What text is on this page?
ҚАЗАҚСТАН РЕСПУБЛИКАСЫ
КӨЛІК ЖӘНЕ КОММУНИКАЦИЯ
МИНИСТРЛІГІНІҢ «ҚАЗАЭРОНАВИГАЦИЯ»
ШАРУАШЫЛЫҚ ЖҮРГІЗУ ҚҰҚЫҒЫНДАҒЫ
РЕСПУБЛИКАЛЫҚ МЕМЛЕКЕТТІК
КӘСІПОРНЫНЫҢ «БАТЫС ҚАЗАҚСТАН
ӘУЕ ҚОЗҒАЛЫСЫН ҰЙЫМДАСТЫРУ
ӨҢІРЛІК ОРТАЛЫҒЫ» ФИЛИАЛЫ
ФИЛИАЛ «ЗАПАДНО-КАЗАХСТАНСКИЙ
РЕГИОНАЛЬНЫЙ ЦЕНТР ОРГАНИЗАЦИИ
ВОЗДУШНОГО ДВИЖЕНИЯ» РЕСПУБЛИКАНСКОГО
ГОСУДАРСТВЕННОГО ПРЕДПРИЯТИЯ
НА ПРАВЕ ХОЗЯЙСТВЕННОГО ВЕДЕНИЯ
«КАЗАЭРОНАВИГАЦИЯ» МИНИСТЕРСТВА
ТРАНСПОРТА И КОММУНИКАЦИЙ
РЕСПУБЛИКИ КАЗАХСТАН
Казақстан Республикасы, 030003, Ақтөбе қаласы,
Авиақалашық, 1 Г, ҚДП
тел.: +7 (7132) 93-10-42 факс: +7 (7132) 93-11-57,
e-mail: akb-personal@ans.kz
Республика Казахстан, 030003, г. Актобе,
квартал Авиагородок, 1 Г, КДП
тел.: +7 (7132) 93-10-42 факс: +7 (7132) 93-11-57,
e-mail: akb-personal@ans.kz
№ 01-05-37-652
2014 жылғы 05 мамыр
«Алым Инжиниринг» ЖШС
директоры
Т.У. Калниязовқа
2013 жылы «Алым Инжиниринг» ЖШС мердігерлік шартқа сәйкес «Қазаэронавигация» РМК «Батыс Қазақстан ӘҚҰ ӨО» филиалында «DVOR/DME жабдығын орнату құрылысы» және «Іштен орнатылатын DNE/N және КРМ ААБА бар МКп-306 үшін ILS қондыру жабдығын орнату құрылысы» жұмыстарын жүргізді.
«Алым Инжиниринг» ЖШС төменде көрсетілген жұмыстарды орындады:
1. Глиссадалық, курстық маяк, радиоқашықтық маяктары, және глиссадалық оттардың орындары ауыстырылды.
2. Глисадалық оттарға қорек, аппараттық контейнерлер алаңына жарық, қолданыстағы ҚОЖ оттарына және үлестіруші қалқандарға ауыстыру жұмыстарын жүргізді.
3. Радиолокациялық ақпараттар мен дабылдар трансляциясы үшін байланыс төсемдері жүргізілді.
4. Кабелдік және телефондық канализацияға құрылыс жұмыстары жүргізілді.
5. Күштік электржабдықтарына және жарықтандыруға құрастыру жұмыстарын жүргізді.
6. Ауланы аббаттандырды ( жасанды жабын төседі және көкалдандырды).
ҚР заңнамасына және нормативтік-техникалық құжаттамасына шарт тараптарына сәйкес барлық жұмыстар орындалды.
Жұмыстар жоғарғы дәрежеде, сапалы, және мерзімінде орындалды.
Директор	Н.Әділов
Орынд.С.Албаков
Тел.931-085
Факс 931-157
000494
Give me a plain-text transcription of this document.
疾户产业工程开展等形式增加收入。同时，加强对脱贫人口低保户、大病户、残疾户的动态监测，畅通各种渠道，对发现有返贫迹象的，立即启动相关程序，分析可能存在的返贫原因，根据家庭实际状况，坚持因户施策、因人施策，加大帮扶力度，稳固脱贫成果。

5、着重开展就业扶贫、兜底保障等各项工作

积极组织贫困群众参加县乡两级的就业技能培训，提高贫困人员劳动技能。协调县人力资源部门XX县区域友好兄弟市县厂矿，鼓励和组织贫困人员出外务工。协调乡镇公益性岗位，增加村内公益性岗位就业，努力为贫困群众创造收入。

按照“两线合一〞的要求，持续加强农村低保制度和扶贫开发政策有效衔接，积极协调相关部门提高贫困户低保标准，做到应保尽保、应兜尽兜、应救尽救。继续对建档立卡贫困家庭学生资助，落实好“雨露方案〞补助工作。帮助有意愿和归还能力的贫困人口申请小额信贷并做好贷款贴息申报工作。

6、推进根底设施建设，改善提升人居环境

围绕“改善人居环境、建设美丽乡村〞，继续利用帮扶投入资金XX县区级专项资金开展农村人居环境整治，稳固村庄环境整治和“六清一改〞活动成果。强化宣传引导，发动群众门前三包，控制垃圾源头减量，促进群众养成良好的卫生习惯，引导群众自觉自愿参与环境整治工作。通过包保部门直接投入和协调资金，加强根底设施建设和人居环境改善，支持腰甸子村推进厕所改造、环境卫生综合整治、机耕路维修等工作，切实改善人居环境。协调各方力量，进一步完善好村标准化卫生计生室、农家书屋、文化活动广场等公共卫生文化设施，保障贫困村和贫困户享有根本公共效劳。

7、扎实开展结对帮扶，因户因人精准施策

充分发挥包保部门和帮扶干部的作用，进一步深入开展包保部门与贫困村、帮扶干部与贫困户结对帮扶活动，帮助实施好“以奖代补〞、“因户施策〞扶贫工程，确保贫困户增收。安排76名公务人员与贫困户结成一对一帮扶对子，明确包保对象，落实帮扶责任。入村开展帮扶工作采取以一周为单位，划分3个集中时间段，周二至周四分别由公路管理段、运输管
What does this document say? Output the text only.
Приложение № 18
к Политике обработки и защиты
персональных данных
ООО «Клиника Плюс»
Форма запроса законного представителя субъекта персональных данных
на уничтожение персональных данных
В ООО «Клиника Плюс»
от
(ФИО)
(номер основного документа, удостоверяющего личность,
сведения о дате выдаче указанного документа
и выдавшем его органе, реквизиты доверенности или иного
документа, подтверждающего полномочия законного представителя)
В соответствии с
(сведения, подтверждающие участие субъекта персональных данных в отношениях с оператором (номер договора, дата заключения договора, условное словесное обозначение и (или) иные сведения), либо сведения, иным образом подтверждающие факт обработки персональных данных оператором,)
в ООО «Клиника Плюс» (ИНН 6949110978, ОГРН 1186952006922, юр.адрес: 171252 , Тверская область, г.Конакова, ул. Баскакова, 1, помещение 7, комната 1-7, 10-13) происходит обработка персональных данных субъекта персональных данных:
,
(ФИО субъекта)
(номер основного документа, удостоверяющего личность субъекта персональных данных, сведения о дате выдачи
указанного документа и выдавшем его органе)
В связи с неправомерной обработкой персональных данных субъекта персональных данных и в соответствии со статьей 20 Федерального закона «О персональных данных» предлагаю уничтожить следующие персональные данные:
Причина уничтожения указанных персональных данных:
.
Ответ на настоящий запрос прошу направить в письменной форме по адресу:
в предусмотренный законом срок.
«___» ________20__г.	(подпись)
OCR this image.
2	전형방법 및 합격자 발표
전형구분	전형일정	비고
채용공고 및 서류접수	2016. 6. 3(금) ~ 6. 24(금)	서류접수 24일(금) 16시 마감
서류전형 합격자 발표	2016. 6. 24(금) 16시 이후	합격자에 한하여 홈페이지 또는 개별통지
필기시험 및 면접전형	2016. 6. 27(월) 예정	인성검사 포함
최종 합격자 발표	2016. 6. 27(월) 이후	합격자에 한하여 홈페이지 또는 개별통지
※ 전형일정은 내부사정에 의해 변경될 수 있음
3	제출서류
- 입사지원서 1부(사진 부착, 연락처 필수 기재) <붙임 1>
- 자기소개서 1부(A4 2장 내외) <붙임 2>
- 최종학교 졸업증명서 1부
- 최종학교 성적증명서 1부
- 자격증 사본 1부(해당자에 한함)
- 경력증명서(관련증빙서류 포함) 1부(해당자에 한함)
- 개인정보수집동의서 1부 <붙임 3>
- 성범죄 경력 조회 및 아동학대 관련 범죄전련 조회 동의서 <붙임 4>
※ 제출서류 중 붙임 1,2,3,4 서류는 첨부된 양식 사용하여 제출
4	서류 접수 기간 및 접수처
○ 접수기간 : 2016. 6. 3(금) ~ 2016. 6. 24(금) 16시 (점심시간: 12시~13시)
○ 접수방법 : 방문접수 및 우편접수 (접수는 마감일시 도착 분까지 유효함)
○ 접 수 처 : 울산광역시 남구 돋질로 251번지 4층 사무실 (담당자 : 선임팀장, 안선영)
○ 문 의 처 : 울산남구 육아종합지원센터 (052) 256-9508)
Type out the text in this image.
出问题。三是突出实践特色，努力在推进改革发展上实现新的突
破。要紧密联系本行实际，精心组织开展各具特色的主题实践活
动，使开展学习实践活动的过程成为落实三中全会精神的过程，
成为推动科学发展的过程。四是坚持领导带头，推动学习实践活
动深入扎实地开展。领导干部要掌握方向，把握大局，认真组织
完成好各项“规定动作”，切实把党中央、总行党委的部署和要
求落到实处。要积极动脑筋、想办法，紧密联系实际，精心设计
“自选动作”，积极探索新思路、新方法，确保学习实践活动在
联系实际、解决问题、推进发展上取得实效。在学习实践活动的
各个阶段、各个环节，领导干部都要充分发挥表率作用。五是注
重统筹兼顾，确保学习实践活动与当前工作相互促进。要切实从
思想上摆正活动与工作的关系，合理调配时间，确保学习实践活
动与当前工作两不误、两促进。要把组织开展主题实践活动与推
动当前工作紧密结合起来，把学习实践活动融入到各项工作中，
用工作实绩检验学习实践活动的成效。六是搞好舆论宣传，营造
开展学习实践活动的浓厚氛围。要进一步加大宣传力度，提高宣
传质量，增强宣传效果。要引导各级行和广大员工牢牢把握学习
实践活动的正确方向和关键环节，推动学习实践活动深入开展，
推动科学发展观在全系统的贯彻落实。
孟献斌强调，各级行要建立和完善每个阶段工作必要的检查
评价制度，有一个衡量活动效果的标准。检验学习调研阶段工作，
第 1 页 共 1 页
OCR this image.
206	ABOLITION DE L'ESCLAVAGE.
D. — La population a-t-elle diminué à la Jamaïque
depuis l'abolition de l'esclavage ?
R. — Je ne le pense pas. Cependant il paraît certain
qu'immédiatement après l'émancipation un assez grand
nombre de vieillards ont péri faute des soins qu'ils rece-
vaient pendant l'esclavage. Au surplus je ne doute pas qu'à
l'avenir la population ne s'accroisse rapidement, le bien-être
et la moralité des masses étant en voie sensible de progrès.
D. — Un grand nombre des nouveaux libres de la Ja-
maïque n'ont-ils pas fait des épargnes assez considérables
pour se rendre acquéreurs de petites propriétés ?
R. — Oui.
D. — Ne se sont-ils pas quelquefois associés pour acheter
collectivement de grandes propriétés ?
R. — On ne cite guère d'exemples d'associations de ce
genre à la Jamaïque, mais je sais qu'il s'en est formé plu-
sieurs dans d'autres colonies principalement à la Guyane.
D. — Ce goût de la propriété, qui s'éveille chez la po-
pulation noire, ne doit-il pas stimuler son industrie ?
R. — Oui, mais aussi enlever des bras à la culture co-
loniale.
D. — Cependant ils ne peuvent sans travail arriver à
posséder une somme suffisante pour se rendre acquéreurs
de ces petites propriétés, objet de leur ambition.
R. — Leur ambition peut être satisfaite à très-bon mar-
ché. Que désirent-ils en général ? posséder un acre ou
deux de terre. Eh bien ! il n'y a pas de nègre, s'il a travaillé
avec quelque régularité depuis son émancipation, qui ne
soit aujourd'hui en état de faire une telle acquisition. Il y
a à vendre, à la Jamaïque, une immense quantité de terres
◆ ◆ ◆
Task to complete:
Find the word "удостоверяющего" in the data and show each line that holds it.

Written answer:
(номер основного документа, удостоверяющего личность,
(номер основного документа, удостоверяющего личность субъекта персональных данных, сведения о дате выдачи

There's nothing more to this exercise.